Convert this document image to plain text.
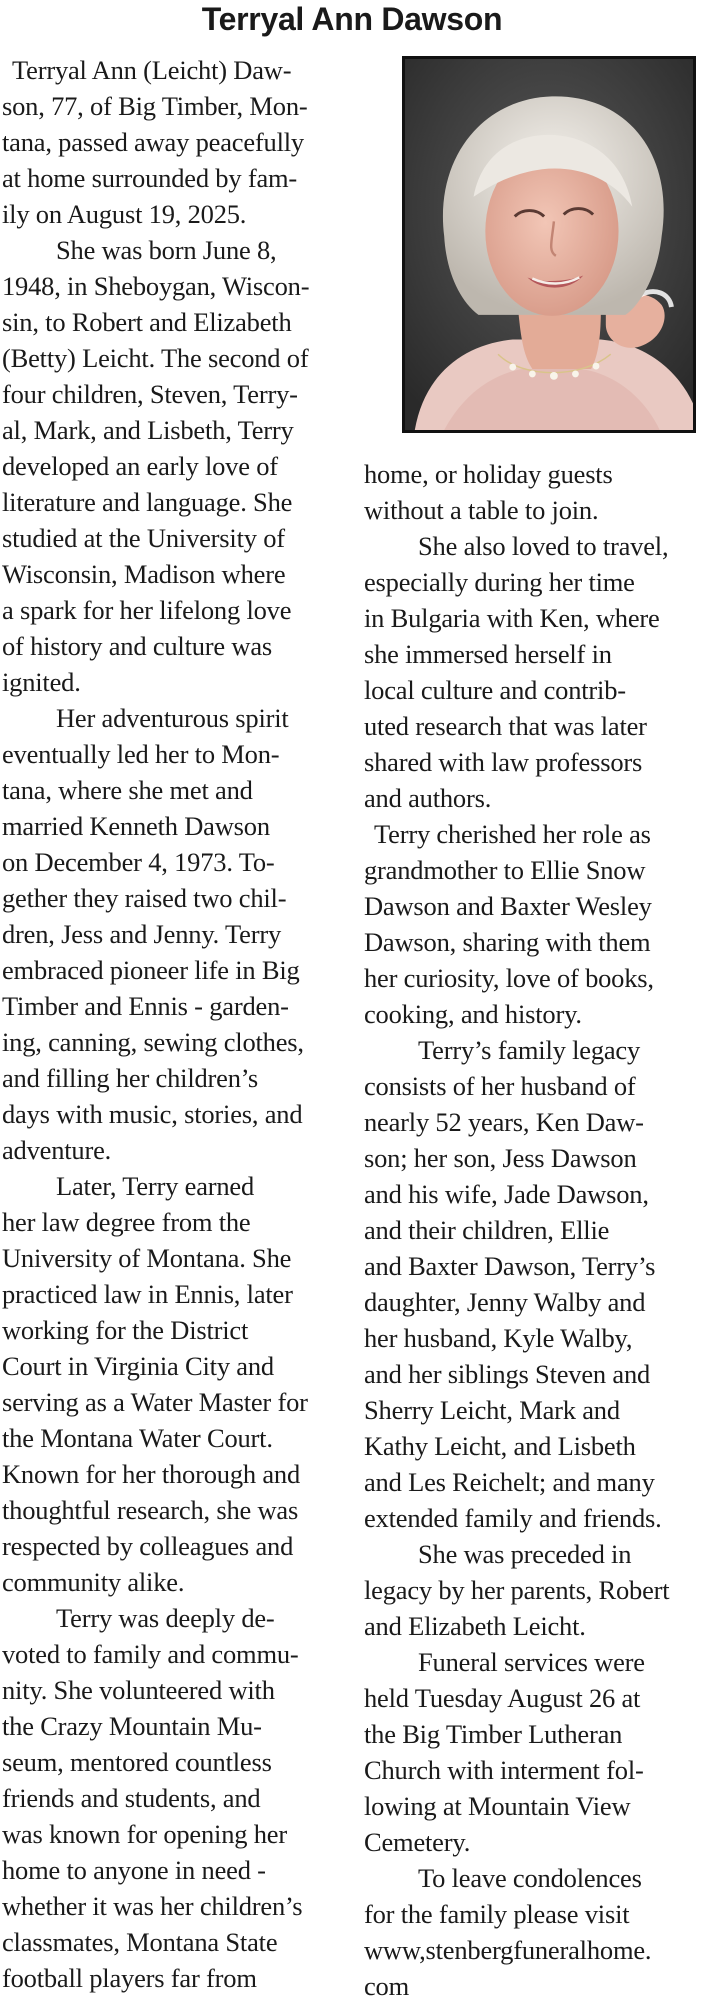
Terryal Ann Dawson
Terryal Ann (Leicht) Daw-
son, 77, of Big Timber, Mon-
tana, passed away peacefully
at home surrounded by fam-
ily on August 19, 2025.
She was born June 8,
1948, in Sheboygan, Wiscon-
sin, to Robert and Elizabeth
(Betty) Leicht. The second of
four children, Steven, Terry-
al, Mark, and Lisbeth, Terry
developed an early love of
literature and language. She
studied at the University of
Wisconsin, Madison where
a spark for her lifelong love
of history and culture was
ignited.
Her adventurous spirit
eventually led her to Mon-
tana, where she met and
married Kenneth Dawson
on December 4, 1973. To-
gether they raised two chil-
dren, Jess and Jenny. Terry
embraced pioneer life in Big
Timber and Ennis - garden-
ing, canning, sewing clothes,
and filling her children’s
days with music, stories, and
adventure.
Later, Terry earned
her law degree from the
University of Montana. She
practiced law in Ennis, later
working for the District
Court in Virginia City and
serving as a Water Master for
the Montana Water Court.
Known for her thorough and
thoughtful research, she was
respected by colleagues and
community alike.
Terry was deeply de-
voted to family and commu-
nity. She volunteered with
the Crazy Mountain Mu-
seum, mentored countless
friends and students, and
was known for opening her
home to anyone in need -
whether it was her children’s
classmates, Montana State
football players far from
home, or holiday guests
without a table to join.
She also loved to travel,
especially during her time
in Bulgaria with Ken, where
she immersed herself in
local culture and contrib-
uted research that was later
shared with law professors
and authors.
Terry cherished her role as
grandmother to Ellie Snow
Dawson and Baxter Wesley
Dawson, sharing with them
her curiosity, love of books,
cooking, and history.
Terry’s family legacy
consists of her husband of
nearly 52 years, Ken Daw-
son; her son, Jess Dawson
and his wife, Jade Dawson,
and their children, Ellie
and Baxter Dawson, Terry’s
daughter, Jenny Walby and
her husband, Kyle Walby,
and her siblings Steven and
Sherry Leicht, Mark and
Kathy Leicht, and Lisbeth
and Les Reichelt; and many
extended family and friends.
She was preceded in
legacy by her parents, Robert
and Elizabeth Leicht.
Funeral services were
held Tuesday August 26 at
the Big Timber Lutheran
Church with interment fol-
lowing at Mountain View
Cemetery.
To leave condolences
for the family please visit
www,stenbergfuneralhome.
com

_____

Instructions for the task:
Make an exact reproduction of the listing above, without any pictures.

Exercise output:
Convert this document image to plain text.
Terryal Ann Dawson
Terryal Ann (Leicht) Daw-
son, 77, of Big Timber, Mon-
tana, passed away peacefully
at home surrounded by fam-
ily on August 19, 2025.
She was born June 8,
1948, in Sheboygan, Wiscon-
sin, to Robert and Elizabeth
(Betty) Leicht. The second of
four children, Steven, Terry-
al, Mark, and Lisbeth, Terry
developed an early love of
literature and language. She
studied at the University of
Wisconsin, Madison where
a spark for her lifelong love
of history and culture was
ignited.
Her adventurous spirit
eventually led her to Mon-
tana, where she met and
married Kenneth Dawson
on December 4, 1973. To-
gether they raised two chil-
dren, Jess and Jenny. Terry
embraced pioneer life in Big
Timber and Ennis - garden-
ing, canning, sewing clothes,
and filling her children’s
days with music, stories, and
adventure.
Later, Terry earned
her law degree from the
University of Montana. She
practiced law in Ennis, later
working for the District
Court in Virginia City and
serving as a Water Master for
the Montana Water Court.
Known for her thorough and
thoughtful research, she was
respected by colleagues and
community alike.
Terry was deeply de-
voted to family and commu-
nity. She volunteered with
the Crazy Mountain Mu-
seum, mentored countless
friends and students, and
was known for opening her
home to anyone in need -
whether it was her children’s
classmates, Montana State
football players far from
home, or holiday guests
without a table to join.
She also loved to travel,
especially during her time
in Bulgaria with Ken, where
she immersed herself in
local culture and contrib-
uted research that was later
shared with law professors
and authors.
Terry cherished her role as
grandmother to Ellie Snow
Dawson and Baxter Wesley
Dawson, sharing with them
her curiosity, love of books,
cooking, and history.
Terry’s family legacy
consists of her husband of
nearly 52 years, Ken Daw-
son; her son, Jess Dawson
and his wife, Jade Dawson,
and their children, Ellie
and Baxter Dawson, Terry’s
daughter, Jenny Walby and
her husband, Kyle Walby,
and her siblings Steven and
Sherry Leicht, Mark and
Kathy Leicht, and Lisbeth
and Les Reichelt; and many
extended family and friends.
She was preceded in
legacy by her parents, Robert
and Elizabeth Leicht.
Funeral services were
held Tuesday August 26 at
the Big Timber Lutheran
Church with interment fol-
lowing at Mountain View
Cemetery.
To leave condolences
for the family please visit
www,stenbergfuneralhome.
com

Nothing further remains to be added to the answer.